### [GOAL]
Restate each entry word for word, leaving nothing out.

(Stored data)
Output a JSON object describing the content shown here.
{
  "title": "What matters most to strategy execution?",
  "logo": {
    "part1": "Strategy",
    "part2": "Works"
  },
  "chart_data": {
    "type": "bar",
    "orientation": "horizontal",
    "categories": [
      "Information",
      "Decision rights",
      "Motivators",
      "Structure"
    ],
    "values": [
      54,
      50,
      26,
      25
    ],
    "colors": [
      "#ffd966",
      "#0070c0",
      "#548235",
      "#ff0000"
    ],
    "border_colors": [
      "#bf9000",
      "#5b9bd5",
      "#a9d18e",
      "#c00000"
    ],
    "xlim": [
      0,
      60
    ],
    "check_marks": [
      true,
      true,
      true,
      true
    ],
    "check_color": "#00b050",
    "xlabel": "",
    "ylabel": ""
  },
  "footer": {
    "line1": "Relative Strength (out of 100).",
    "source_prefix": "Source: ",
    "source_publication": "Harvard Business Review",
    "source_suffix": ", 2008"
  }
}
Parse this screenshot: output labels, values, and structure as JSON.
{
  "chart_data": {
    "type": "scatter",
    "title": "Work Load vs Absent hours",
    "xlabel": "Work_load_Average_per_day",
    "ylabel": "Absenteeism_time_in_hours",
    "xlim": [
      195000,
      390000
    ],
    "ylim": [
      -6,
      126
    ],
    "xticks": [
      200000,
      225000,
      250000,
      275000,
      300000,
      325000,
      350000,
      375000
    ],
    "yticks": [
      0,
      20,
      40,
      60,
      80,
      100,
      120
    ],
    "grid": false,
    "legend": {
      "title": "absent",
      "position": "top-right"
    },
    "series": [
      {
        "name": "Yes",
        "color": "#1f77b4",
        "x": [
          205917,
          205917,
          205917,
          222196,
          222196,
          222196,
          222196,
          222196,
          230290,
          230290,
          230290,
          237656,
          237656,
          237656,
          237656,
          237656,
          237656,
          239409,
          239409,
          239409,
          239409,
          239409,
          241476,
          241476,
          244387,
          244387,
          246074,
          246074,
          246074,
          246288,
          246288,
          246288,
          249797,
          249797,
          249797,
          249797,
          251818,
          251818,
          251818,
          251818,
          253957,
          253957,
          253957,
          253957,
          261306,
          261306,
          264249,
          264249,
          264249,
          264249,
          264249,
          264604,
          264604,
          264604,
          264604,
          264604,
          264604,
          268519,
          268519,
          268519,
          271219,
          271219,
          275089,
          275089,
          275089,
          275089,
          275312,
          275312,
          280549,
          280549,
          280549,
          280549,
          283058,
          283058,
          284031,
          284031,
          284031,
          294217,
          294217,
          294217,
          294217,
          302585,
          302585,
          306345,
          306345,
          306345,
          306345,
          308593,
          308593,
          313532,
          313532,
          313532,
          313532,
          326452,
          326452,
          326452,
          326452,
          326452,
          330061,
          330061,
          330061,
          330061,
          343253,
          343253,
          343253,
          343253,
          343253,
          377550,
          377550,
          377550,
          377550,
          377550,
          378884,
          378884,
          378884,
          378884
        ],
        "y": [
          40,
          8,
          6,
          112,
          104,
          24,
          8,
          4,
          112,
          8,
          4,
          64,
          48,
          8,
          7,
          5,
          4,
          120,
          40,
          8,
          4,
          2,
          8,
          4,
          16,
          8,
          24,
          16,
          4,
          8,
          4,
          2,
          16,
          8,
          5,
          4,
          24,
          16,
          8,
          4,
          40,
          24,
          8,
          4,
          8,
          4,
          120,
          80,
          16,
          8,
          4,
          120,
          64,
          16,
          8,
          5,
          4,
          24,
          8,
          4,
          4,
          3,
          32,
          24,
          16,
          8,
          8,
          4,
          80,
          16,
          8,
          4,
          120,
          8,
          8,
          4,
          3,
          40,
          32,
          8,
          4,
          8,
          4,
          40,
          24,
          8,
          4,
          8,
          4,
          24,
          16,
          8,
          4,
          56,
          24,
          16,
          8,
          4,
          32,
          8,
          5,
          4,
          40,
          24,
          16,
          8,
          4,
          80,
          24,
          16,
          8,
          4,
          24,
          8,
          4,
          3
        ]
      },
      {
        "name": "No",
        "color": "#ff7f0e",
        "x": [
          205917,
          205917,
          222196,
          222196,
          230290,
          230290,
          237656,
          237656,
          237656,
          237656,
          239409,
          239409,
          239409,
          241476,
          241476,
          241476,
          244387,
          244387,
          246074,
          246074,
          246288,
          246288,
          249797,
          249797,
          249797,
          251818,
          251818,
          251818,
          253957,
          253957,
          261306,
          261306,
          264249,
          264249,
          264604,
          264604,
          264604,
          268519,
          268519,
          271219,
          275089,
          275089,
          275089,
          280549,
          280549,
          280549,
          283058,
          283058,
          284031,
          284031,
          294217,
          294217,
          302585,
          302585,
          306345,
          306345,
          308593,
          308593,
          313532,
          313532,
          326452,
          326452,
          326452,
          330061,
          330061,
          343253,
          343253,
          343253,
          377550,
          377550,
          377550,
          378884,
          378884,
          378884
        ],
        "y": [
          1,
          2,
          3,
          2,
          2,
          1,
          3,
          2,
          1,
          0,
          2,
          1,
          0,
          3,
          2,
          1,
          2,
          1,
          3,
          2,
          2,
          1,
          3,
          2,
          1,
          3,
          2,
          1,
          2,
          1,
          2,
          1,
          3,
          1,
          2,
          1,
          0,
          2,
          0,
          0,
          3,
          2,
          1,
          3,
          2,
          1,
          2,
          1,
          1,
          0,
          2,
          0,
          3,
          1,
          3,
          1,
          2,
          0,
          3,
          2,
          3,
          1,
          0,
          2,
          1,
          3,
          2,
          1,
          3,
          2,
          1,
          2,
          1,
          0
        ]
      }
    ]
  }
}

### [THE OUTPUT]
Output a JSON object describing the content shown here.
{
  "title": "What matters most to strategy execution?",
  "logo": {
    "part1": "Strategy",
    "part2": "Works"
  },
  "chart_data": {
    "type": "bar",
    "orientation": "horizontal",
    "categories": [
      "Information",
      "Decision rights",
      "Motivators",
      "Structure"
    ],
    "values": [
      54,
      50,
      26,
      25
    ],
    "colors": [
      "#ffd966",
      "#0070c0",
      "#548235",
      "#ff0000"
    ],
    "border_colors": [
      "#bf9000",
      "#5b9bd5",
      "#a9d18e",
      "#c00000"
    ],
    "xlim": [
      0,
      60
    ],
    "check_marks": [
      true,
      true,
      true,
      true
    ],
    "check_color": "#00b050",
    "xlabel": "",
    "ylabel": ""
  },
  "footer": {
    "line1": "Relative Strength (out of 100).",
    "source_prefix": "Source: ",
    "source_publication": "Harvard Business Review",
    "source_suffix": ", 2008"
  }
}
Parse this screenshot: output labels, values, and structure as JSON.
{
  "chart_data": {
    "type": "scatter",
    "title": "Work Load vs Absent hours",
    "xlabel": "Work_load_Average_per_day",
    "ylabel": "Absenteeism_time_in_hours",
    "xlim": [
      195000,
      390000
    ],
    "ylim": [
      -6,
      126
    ],
    "xticks": [
      200000,
      225000,
      250000,
      275000,
      300000,
      325000,
      350000,
      375000
    ],
    "yticks": [
      0,
      20,
      40,
      60,
      80,
      100,
      120
    ],
    "grid": false,
    "legend": {
      "title": "absent",
      "position": "top-right"
    },
    "series": [
      {
        "name": "Yes",
        "color": "#1f77b4",
        "x": [
          205917,
          205917,
          205917,
          222196,
          222196,
          222196,
          222196,
          222196,
          230290,
          230290,
          230290,
          237656,
          237656,
          237656,
          237656,
          237656,
          237656,
          239409,
          239409,
          239409,
          239409,
          239409,
          241476,
          241476,
          244387,
          244387,
          246074,
          246074,
          246074,
          246288,
          246288,
          246288,
          249797,
          249797,
          249797,
          249797,
          251818,
          251818,
          251818,
          251818,
          253957,
          253957,
          253957,
          253957,
          261306,
          261306,
          264249,
          264249,
          264249,
          264249,
          264249,
          264604,
          264604,
          264604,
          264604,
          264604,
          264604,
          268519,
          268519,
          268519,
          271219,
          271219,
          275089,
          275089,
          275089,
          275089,
          275312,
          275312,
          280549,
          280549,
          280549,
          280549,
          283058,
          283058,
          284031,
          284031,
          284031,
          294217,
          294217,
          294217,
          294217,
          302585,
          302585,
          306345,
          306345,
          306345,
          306345,
          308593,
          308593,
          313532,
          313532,
          313532,
          313532,
          326452,
          326452,
          326452,
          326452,
          326452,
          330061,
          330061,
          330061,
          330061,
          343253,
          343253,
          343253,
          343253,
          343253,
          377550,
          377550,
          377550,
          377550,
          377550,
          378884,
          378884,
          378884,
          378884
        ],
        "y": [
          40,
          8,
          6,
          112,
          104,
          24,
          8,
          4,
          112,
          8,
          4,
          64,
          48,
          8,
          7,
          5,
          4,
          120,
          40,
          8,
          4,
          2,
          8,
          4,
          16,
          8,
          24,
          16,
          4,
          8,
          4,
          2,
          16,
          8,
          5,
          4,
          24,
          16,
          8,
          4,
          40,
          24,
          8,
          4,
          8,
          4,
          120,
          80,
          16,
          8,
          4,
          120,
          64,
          16,
          8,
          5,
          4,
          24,
          8,
          4,
          4,
          3,
          32,
          24,
          16,
          8,
          8,
          4,
          80,
          16,
          8,
          4,
          120,
          8,
          8,
          4,
          3,
          40,
          32,
          8,
          4,
          8,
          4,
          40,
          24,
          8,
          4,
          8,
          4,
          24,
          16,
          8,
          4,
          56,
          24,
          16,
          8,
          4,
          32,
          8,
          5,
          4,
          40,
          24,
          16,
          8,
          4,
          80,
          24,
          16,
          8,
          4,
          24,
          8,
          4,
          3
        ]
      },
      {
        "name": "No",
        "color": "#ff7f0e",
        "x": [
          205917,
          205917,
          222196,
          222196,
          230290,
          230290,
          237656,
          237656,
          237656,
          237656,
          239409,
          239409,
          239409,
          241476,
          241476,
          241476,
          244387,
          244387,
          246074,
          246074,
          246288,
          246288,
          249797,
          249797,
          249797,
          251818,
          251818,
          251818,
          253957,
          253957,
          261306,
          261306,
          264249,
          264249,
          264604,
          264604,
          264604,
          268519,
          268519,
          271219,
          275089,
          275089,
          275089,
          280549,
          280549,
          280549,
          283058,
          283058,
          284031,
          284031,
          294217,
          294217,
          302585,
          302585,
          306345,
          306345,
          308593,
          308593,
          313532,
          313532,
          326452,
          326452,
          326452,
          330061,
          330061,
          343253,
          343253,
          343253,
          377550,
          377550,
          377550,
          378884,
          378884,
          378884
        ],
        "y": [
          1,
          2,
          3,
          2,
          2,
          1,
          3,
          2,
          1,
          0,
          2,
          1,
          0,
          3,
          2,
          1,
          2,
          1,
          3,
          2,
          2,
          1,
          3,
          2,
          1,
          3,
          2,
          1,
          2,
          1,
          2,
          1,
          3,
          1,
          2,
          1,
          0,
          2,
          0,
          0,
          3,
          2,
          1,
          3,
          2,
          1,
          2,
          1,
          1,
          0,
          2,
          0,
          3,
          1,
          3,
          1,
          2,
          0,
          3,
          2,
          3,
          1,
          0,
          2,
          1,
          3,
          2,
          1,
          3,
          2,
          1,
          2,
          1,
          0
        ]
      }
    ]
  }
}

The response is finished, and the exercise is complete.